• Region annotation records
# # #
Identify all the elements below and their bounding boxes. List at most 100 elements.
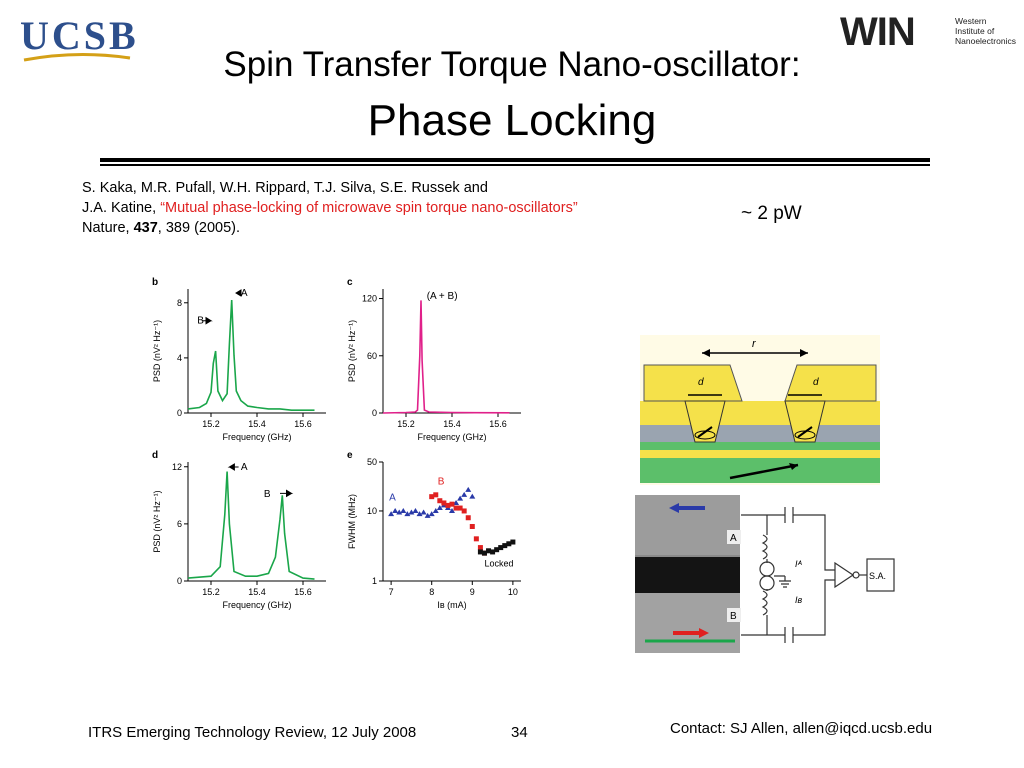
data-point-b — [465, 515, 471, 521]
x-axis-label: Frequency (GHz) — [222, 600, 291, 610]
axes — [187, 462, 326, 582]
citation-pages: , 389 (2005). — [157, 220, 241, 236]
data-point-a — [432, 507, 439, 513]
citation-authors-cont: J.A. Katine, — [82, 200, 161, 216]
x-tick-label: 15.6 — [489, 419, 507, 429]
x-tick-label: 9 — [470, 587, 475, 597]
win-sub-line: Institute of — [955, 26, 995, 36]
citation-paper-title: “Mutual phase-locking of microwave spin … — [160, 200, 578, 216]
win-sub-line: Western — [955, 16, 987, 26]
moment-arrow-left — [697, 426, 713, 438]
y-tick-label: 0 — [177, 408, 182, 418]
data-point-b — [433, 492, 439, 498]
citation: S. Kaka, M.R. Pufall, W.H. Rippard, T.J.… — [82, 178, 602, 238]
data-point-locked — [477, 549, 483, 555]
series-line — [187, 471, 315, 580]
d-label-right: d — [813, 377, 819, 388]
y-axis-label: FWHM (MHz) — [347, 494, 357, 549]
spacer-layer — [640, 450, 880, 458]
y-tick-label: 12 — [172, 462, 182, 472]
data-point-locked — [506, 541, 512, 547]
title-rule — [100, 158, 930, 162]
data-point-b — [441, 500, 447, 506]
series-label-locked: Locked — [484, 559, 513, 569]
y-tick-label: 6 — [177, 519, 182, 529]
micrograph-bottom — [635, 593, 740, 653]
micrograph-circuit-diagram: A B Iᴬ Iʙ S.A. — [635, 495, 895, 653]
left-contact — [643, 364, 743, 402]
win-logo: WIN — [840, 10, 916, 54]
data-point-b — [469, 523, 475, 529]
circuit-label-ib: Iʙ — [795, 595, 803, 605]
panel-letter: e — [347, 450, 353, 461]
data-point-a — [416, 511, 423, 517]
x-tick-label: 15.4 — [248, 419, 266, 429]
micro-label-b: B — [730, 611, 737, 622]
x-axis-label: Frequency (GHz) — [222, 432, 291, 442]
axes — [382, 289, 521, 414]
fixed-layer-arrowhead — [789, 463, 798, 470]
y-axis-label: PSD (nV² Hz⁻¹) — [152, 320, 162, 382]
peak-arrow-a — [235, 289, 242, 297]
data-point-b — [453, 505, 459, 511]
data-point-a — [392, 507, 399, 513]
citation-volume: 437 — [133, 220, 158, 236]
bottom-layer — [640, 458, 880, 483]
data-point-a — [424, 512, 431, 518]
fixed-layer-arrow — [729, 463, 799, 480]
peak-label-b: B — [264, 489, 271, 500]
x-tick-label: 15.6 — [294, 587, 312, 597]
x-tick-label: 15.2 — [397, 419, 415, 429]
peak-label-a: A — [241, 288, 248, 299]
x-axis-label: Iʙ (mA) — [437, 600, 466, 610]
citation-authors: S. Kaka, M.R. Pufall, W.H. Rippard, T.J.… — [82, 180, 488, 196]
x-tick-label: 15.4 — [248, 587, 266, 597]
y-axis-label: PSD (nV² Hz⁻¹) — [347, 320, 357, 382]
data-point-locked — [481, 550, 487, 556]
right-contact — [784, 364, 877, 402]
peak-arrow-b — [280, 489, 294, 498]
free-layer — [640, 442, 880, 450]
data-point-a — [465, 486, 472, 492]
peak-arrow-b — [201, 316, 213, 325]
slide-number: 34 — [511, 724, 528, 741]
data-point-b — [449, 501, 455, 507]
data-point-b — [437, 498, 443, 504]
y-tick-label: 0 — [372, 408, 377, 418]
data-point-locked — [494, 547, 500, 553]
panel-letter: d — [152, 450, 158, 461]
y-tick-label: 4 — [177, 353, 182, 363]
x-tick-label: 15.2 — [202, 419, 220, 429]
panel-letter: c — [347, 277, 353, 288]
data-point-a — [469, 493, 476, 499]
# # #
• WHAT THE TASK ASKS
Extract every line of the records that contains the string "authors", matching case exactly.

• RESULT
citation-authors-cont: J.A. Katine, — [82, 200, 161, 216]
citation-authors: S. Kaka, M.R. Pufall, W.H. Rippard, T.J.… — [82, 180, 488, 196]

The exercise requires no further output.